A faithful, complete transcription of the listing is required.

^^^^

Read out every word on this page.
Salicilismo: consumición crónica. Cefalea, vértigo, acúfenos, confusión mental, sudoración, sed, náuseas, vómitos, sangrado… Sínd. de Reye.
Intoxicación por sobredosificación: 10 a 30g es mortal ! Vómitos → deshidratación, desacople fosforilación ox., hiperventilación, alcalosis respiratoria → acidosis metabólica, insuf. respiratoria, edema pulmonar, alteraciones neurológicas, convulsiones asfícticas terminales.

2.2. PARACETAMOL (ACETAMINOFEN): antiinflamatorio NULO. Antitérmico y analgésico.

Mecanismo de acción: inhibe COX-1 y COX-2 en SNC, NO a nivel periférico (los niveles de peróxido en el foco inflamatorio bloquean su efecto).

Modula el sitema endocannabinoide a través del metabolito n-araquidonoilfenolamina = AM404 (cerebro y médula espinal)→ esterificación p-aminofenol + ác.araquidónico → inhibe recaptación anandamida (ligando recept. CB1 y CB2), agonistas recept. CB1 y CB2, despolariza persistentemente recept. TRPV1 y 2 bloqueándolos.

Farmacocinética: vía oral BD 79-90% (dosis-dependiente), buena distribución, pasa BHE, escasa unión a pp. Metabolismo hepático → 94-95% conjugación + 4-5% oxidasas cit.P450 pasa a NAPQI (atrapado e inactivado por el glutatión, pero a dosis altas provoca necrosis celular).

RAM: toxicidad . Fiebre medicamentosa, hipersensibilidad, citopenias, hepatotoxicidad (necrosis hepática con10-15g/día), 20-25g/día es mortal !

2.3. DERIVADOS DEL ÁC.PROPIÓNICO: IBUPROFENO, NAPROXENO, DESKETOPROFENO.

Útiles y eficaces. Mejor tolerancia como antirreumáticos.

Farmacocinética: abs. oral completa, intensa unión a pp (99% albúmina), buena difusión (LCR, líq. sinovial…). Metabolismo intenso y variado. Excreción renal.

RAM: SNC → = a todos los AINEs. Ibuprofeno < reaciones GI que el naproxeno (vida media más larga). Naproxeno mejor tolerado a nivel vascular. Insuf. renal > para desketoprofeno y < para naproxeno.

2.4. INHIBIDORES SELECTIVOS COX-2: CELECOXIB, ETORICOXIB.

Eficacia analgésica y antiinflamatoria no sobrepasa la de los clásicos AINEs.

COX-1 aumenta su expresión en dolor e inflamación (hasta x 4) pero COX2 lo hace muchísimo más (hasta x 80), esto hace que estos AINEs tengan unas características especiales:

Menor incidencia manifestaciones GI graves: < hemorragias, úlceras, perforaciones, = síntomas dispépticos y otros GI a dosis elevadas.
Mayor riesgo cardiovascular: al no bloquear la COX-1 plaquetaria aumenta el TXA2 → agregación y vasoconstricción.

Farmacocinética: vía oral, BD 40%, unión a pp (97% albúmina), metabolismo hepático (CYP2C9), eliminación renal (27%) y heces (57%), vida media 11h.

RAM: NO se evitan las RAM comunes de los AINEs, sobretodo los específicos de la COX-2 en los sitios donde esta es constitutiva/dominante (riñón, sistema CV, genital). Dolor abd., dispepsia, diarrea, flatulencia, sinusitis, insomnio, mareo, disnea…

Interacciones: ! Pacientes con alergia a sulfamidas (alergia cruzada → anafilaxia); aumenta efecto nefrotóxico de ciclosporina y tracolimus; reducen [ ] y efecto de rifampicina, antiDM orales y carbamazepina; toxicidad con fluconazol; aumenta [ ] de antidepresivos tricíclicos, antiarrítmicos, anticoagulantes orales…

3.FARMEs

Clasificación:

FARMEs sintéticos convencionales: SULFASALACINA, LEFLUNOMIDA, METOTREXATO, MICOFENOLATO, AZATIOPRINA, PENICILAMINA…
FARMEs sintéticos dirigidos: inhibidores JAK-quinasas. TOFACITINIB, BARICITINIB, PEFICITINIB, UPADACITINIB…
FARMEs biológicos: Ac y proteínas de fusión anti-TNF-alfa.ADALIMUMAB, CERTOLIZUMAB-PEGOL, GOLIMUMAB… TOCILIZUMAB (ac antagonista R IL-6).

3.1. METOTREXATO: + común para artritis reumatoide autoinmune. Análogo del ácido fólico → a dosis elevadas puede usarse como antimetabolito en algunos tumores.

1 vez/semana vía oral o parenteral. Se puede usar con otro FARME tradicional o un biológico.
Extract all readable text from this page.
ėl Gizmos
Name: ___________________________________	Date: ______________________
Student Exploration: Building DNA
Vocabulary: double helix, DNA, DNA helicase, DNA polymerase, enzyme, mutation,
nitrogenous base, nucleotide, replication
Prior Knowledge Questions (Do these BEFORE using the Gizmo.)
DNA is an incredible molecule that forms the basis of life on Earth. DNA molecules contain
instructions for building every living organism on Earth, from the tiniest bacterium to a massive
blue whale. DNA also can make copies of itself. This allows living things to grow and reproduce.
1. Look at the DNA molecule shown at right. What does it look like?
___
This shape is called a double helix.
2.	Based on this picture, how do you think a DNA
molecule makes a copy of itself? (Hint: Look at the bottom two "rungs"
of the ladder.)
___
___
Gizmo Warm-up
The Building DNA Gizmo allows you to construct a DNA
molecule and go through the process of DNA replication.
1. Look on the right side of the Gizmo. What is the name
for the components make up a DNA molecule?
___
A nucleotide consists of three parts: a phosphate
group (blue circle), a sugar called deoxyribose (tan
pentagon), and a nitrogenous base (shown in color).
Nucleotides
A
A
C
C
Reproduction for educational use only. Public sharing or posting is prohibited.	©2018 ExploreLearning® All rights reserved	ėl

^^^^

### EXERCISE RESULT:
Read out every word on this page.
Salicilismo: consumición crónica. Cefalea, vértigo, acúfenos, confusión mental, sudoración, sed, náuseas, vómitos, sangrado… Sínd. de Reye.
Intoxicación por sobredosificación: 10 a 30g es mortal ! Vómitos → deshidratación, desacople fosforilación ox., hiperventilación, alcalosis respiratoria → acidosis metabólica, insuf. respiratoria, edema pulmonar, alteraciones neurológicas, convulsiones asfícticas terminales.

2.2. PARACETAMOL (ACETAMINOFEN): antiinflamatorio NULO. Antitérmico y analgésico.

Mecanismo de acción: inhibe COX-1 y COX-2 en SNC, NO a nivel periférico (los niveles de peróxido en el foco inflamatorio bloquean su efecto).

Modula el sitema endocannabinoide a través del metabolito n-araquidonoilfenolamina = AM404 (cerebro y médula espinal)→ esterificación p-aminofenol + ác.araquidónico → inhibe recaptación anandamida (ligando recept. CB1 y CB2), agonistas recept. CB1 y CB2, despolariza persistentemente recept. TRPV1 y 2 bloqueándolos.

Farmacocinética: vía oral BD 79-90% (dosis-dependiente), buena distribución, pasa BHE, escasa unión a pp. Metabolismo hepático → 94-95% conjugación + 4-5% oxidasas cit.P450 pasa a NAPQI (atrapado e inactivado por el glutatión, pero a dosis altas provoca necrosis celular).

RAM: toxicidad . Fiebre medicamentosa, hipersensibilidad, citopenias, hepatotoxicidad (necrosis hepática con10-15g/día), 20-25g/día es mortal !

2.3. DERIVADOS DEL ÁC.PROPIÓNICO: IBUPROFENO, NAPROXENO, DESKETOPROFENO.

Útiles y eficaces. Mejor tolerancia como antirreumáticos.

Farmacocinética: abs. oral completa, intensa unión a pp (99% albúmina), buena difusión (LCR, líq. sinovial…). Metabolismo intenso y variado. Excreción renal.

RAM: SNC → = a todos los AINEs. Ibuprofeno < reaciones GI que el naproxeno (vida media más larga). Naproxeno mejor tolerado a nivel vascular. Insuf. renal > para desketoprofeno y < para naproxeno.

2.4. INHIBIDORES SELECTIVOS COX-2: CELECOXIB, ETORICOXIB.

Eficacia analgésica y antiinflamatoria no sobrepasa la de los clásicos AINEs.

COX-1 aumenta su expresión en dolor e inflamación (hasta x 4) pero COX2 lo hace muchísimo más (hasta x 80), esto hace que estos AINEs tengan unas características especiales:

Menor incidencia manifestaciones GI graves: < hemorragias, úlceras, perforaciones, = síntomas dispépticos y otros GI a dosis elevadas.
Mayor riesgo cardiovascular: al no bloquear la COX-1 plaquetaria aumenta el TXA2 → agregación y vasoconstricción.

Farmacocinética: vía oral, BD 40%, unión a pp (97% albúmina), metabolismo hepático (CYP2C9), eliminación renal (27%) y heces (57%), vida media 11h.

RAM: NO se evitan las RAM comunes de los AINEs, sobretodo los específicos de la COX-2 en los sitios donde esta es constitutiva/dominante (riñón, sistema CV, genital). Dolor abd., dispepsia, diarrea, flatulencia, sinusitis, insomnio, mareo, disnea…

Interacciones: ! Pacientes con alergia a sulfamidas (alergia cruzada → anafilaxia); aumenta efecto nefrotóxico de ciclosporina y tracolimus; reducen [ ] y efecto de rifampicina, antiDM orales y carbamazepina; toxicidad con fluconazol; aumenta [ ] de antidepresivos tricíclicos, antiarrítmicos, anticoagulantes orales…

3.FARMEs

Clasificación:

FARMEs sintéticos convencionales: SULFASALACINA, LEFLUNOMIDA, METOTREXATO, MICOFENOLATO, AZATIOPRINA, PENICILAMINA…
FARMEs sintéticos dirigidos: inhibidores JAK-quinasas. TOFACITINIB, BARICITINIB, PEFICITINIB, UPADACITINIB…
FARMEs biológicos: Ac y proteínas de fusión anti-TNF-alfa.ADALIMUMAB, CERTOLIZUMAB-PEGOL, GOLIMUMAB… TOCILIZUMAB (ac antagonista R IL-6).

3.1. METOTREXATO: + común para artritis reumatoide autoinmune. Análogo del ácido fólico → a dosis elevadas puede usarse como antimetabolito en algunos tumores.

1 vez/semana vía oral o parenteral. Se puede usar con otro FARME tradicional o un biológico.
Extract all readable text from this page.
ėl Gizmos
Name: ___________________________________	Date: ______________________
Student Exploration: Building DNA
Vocabulary: double helix, DNA, DNA helicase, DNA polymerase, enzyme, mutation,
nitrogenous base, nucleotide, replication
Prior Knowledge Questions (Do these BEFORE using the Gizmo.)
DNA is an incredible molecule that forms the basis of life on Earth. DNA molecules contain
instructions for building every living organism on Earth, from the tiniest bacterium to a massive
blue whale. DNA also can make copies of itself. This allows living things to grow and reproduce.
1. Look at the DNA molecule shown at right. What does it look like?
___
This shape is called a double helix.
2.	Based on this picture, how do you think a DNA
molecule makes a copy of itself? (Hint: Look at the bottom two "rungs"
of the ladder.)
___
___
Gizmo Warm-up
The Building DNA Gizmo allows you to construct a DNA
molecule and go through the process of DNA replication.
1. Look on the right side of the Gizmo. What is the name
for the components make up a DNA molecule?
___
A nucleotide consists of three parts: a phosphate
group (blue circle), a sugar called deoxyribose (tan
pentagon), and a nitrogenous base (shown in color).
Nucleotides
A
A
C
C
Reproduction for educational use only. Public sharing or posting is prohibited.	©2018 ExploreLearning® All rights reserved	ėl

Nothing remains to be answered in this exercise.